# [Requirement]
Return every one of the lines below word for word, with nothing altered.

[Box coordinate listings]
■ ■ ■ ■

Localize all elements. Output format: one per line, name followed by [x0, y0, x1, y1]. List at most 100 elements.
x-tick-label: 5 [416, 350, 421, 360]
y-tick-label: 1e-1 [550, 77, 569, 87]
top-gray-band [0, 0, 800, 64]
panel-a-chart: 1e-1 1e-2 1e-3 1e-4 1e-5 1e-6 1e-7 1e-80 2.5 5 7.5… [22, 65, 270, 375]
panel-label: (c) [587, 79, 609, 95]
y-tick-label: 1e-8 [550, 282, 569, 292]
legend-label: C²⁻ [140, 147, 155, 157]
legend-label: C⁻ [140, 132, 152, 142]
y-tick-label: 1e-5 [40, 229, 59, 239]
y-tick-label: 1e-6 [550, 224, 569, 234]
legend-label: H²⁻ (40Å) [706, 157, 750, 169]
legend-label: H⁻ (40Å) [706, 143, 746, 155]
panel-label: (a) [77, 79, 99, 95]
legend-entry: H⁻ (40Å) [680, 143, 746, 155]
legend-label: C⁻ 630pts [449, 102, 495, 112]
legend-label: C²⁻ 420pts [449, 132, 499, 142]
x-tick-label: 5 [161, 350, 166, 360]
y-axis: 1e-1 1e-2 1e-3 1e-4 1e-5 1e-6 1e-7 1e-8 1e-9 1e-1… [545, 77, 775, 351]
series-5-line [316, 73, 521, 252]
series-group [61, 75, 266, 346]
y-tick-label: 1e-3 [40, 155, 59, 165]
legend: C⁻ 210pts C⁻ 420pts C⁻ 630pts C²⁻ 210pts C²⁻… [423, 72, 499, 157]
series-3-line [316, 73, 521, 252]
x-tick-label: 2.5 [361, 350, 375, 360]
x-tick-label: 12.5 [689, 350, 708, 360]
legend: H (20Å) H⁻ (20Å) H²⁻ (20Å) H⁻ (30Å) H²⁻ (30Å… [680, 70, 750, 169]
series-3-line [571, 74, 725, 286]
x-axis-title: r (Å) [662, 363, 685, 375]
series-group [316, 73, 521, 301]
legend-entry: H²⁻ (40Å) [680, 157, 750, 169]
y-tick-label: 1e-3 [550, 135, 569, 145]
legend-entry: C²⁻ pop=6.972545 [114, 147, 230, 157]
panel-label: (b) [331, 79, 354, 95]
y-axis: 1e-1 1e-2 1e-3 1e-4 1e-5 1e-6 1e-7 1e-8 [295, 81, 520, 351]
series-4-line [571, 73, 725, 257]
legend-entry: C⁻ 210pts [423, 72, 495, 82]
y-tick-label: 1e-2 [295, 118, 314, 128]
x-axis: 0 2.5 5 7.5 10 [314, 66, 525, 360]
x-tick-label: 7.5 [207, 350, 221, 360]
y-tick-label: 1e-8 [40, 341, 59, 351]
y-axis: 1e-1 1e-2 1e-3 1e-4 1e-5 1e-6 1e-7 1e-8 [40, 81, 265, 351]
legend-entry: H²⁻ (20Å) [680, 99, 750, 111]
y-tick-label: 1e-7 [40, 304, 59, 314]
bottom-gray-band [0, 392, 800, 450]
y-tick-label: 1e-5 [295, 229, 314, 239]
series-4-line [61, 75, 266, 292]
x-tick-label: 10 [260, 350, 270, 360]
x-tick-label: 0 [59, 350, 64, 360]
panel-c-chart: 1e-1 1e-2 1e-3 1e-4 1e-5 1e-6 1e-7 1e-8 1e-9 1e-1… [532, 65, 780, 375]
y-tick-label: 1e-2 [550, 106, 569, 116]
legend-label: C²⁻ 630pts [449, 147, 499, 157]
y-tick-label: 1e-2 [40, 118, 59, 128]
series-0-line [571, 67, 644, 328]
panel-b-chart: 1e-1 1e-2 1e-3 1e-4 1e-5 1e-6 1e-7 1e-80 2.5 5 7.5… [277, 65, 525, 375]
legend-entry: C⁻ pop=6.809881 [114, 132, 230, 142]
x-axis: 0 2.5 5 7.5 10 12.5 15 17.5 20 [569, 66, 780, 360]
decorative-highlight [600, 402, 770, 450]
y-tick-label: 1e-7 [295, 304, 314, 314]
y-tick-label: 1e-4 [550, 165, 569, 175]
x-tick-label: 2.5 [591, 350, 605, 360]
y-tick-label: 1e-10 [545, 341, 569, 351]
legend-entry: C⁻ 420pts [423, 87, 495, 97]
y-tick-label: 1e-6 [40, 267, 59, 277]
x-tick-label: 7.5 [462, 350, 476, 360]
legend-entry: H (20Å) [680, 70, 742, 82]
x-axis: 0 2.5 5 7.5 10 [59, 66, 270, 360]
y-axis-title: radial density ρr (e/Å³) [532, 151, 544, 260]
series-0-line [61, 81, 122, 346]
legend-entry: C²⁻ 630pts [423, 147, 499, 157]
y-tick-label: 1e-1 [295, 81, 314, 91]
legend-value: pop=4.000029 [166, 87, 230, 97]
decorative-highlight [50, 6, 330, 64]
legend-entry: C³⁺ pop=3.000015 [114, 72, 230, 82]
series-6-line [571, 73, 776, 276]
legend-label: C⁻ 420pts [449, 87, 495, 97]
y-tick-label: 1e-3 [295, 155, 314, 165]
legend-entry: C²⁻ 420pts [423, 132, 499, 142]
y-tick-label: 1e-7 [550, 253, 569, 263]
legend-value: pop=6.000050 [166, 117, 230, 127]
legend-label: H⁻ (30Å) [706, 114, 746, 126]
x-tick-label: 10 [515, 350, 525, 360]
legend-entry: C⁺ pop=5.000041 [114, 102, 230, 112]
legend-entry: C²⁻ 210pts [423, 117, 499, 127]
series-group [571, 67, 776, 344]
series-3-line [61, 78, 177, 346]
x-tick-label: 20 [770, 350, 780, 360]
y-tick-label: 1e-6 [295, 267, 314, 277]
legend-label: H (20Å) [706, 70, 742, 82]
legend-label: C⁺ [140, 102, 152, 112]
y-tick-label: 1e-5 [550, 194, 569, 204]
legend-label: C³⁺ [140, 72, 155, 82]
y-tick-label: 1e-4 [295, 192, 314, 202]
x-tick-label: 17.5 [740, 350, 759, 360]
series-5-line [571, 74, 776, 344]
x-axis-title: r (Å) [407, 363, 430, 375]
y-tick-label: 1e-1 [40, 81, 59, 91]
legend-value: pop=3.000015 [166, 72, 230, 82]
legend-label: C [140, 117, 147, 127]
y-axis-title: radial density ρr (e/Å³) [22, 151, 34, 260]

■ ■ ■ ■

# [Result for this task]
Localize all elements. Output format: one per line, name followed by [x0, y0, x1, y1]. List at most 100 elements.
x-tick-label: 5 [416, 350, 421, 360]
y-tick-label: 1e-1 [550, 77, 569, 87]
top-gray-band [0, 0, 800, 64]
panel-a-chart: 1e-1 1e-2 1e-3 1e-4 1e-5 1e-6 1e-7 1e-80 2.5 5 7.5… [22, 65, 270, 375]
panel-label: (c) [587, 79, 609, 95]
y-tick-label: 1e-8 [550, 282, 569, 292]
legend-label: C²⁻ [140, 147, 155, 157]
legend-label: C⁻ [140, 132, 152, 142]
y-tick-label: 1e-5 [40, 229, 59, 239]
y-tick-label: 1e-6 [550, 224, 569, 234]
legend-label: H²⁻ (40Å) [706, 157, 750, 169]
legend-label: H⁻ (40Å) [706, 143, 746, 155]
panel-label: (a) [77, 79, 99, 95]
legend-entry: H⁻ (40Å) [680, 143, 746, 155]
legend-label: C⁻ 630pts [449, 102, 495, 112]
legend-label: C²⁻ 420pts [449, 132, 499, 142]
x-tick-label: 5 [161, 350, 166, 360]
y-axis: 1e-1 1e-2 1e-3 1e-4 1e-5 1e-6 1e-7 1e-8 1e-9 1e-1… [545, 77, 775, 351]
series-5-line [316, 73, 521, 252]
series-group [61, 75, 266, 346]
y-tick-label: 1e-3 [40, 155, 59, 165]
legend: C⁻ 210pts C⁻ 420pts C⁻ 630pts C²⁻ 210pts C²⁻… [423, 72, 499, 157]
series-3-line [316, 73, 521, 252]
x-tick-label: 2.5 [361, 350, 375, 360]
x-tick-label: 12.5 [689, 350, 708, 360]
legend: H (20Å) H⁻ (20Å) H²⁻ (20Å) H⁻ (30Å) H²⁻ (30Å… [680, 70, 750, 169]
series-3-line [571, 74, 725, 286]
x-axis-title: r (Å) [662, 363, 685, 375]
series-group [316, 73, 521, 301]
legend-entry: H²⁻ (40Å) [680, 157, 750, 169]
y-tick-label: 1e-3 [550, 135, 569, 145]
legend-entry: C²⁻ pop=6.972545 [114, 147, 230, 157]
panel-label: (b) [331, 79, 354, 95]
y-axis: 1e-1 1e-2 1e-3 1e-4 1e-5 1e-6 1e-7 1e-8 [295, 81, 520, 351]
series-4-line [571, 73, 725, 257]
legend-entry: C⁻ 210pts [423, 72, 495, 82]
y-tick-label: 1e-2 [295, 118, 314, 128]
x-axis: 0 2.5 5 7.5 10 [314, 66, 525, 360]
x-tick-label: 7.5 [207, 350, 221, 360]
y-tick-label: 1e-8 [40, 341, 59, 351]
y-axis: 1e-1 1e-2 1e-3 1e-4 1e-5 1e-6 1e-7 1e-8 [40, 81, 265, 351]
legend-entry: H²⁻ (20Å) [680, 99, 750, 111]
y-tick-label: 1e-7 [40, 304, 59, 314]
bottom-gray-band [0, 392, 800, 450]
y-tick-label: 1e-5 [295, 229, 314, 239]
series-4-line [61, 75, 266, 292]
x-tick-label: 10 [260, 350, 270, 360]
x-tick-label: 0 [59, 350, 64, 360]
panel-c-chart: 1e-1 1e-2 1e-3 1e-4 1e-5 1e-6 1e-7 1e-8 1e-9 1e-1… [532, 65, 780, 375]
y-tick-label: 1e-2 [550, 106, 569, 116]
legend-label: C²⁻ 630pts [449, 147, 499, 157]
y-tick-label: 1e-2 [40, 118, 59, 128]
series-0-line [571, 67, 644, 328]
panel-b-chart: 1e-1 1e-2 1e-3 1e-4 1e-5 1e-6 1e-7 1e-80 2.5 5 7.5… [277, 65, 525, 375]
legend-entry: C⁻ pop=6.809881 [114, 132, 230, 142]
x-axis: 0 2.5 5 7.5 10 12.5 15 17.5 20 [569, 66, 780, 360]
decorative-highlight [600, 402, 770, 450]
y-tick-label: 1e-7 [295, 304, 314, 314]
y-tick-label: 1e-4 [550, 165, 569, 175]
x-tick-label: 2.5 [591, 350, 605, 360]
y-tick-label: 1e-10 [545, 341, 569, 351]
legend-entry: C⁻ 420pts [423, 87, 495, 97]
y-tick-label: 1e-6 [40, 267, 59, 277]
x-tick-label: 7.5 [462, 350, 476, 360]
legend-entry: H (20Å) [680, 70, 742, 82]
x-axis: 0 2.5 5 7.5 10 [59, 66, 270, 360]
y-axis-title: radial density ρr (e/Å³) [532, 151, 544, 260]
series-0-line [61, 81, 122, 346]
legend-entry: C²⁻ 630pts [423, 147, 499, 157]
y-tick-label: 1e-1 [295, 81, 314, 91]
legend-value: pop=4.000029 [166, 87, 230, 97]
decorative-highlight [50, 6, 330, 64]
legend-entry: C³⁺ pop=3.000015 [114, 72, 230, 82]
series-6-line [571, 73, 776, 276]
legend-label: C⁻ 420pts [449, 87, 495, 97]
y-tick-label: 1e-3 [295, 155, 314, 165]
legend-entry: C²⁻ 420pts [423, 132, 499, 142]
y-tick-label: 1e-7 [550, 253, 569, 263]
legend-value: pop=6.000050 [166, 117, 230, 127]
legend-label: H⁻ (30Å) [706, 114, 746, 126]
x-tick-label: 10 [515, 350, 525, 360]
legend-entry: C⁺ pop=5.000041 [114, 102, 230, 112]
legend-entry: C²⁻ 210pts [423, 117, 499, 127]
series-group [571, 67, 776, 344]
series-3-line [61, 78, 177, 346]
x-tick-label: 20 [770, 350, 780, 360]
y-tick-label: 1e-6 [295, 267, 314, 277]
legend-label: H (20Å) [706, 70, 742, 82]
legend-label: C⁺ [140, 102, 152, 112]
y-tick-label: 1e-5 [550, 194, 569, 204]
legend-label: C³⁺ [140, 72, 155, 82]
y-tick-label: 1e-4 [295, 192, 314, 202]
x-tick-label: 17.5 [740, 350, 759, 360]
series-5-line [571, 74, 776, 344]
x-axis-title: r (Å) [407, 363, 430, 375]
y-tick-label: 1e-1 [40, 81, 59, 91]
legend-value: pop=3.000015 [166, 72, 230, 82]
legend-label: C [140, 117, 147, 127]
y-axis-title: radial density ρr (e/Å³) [22, 151, 34, 260]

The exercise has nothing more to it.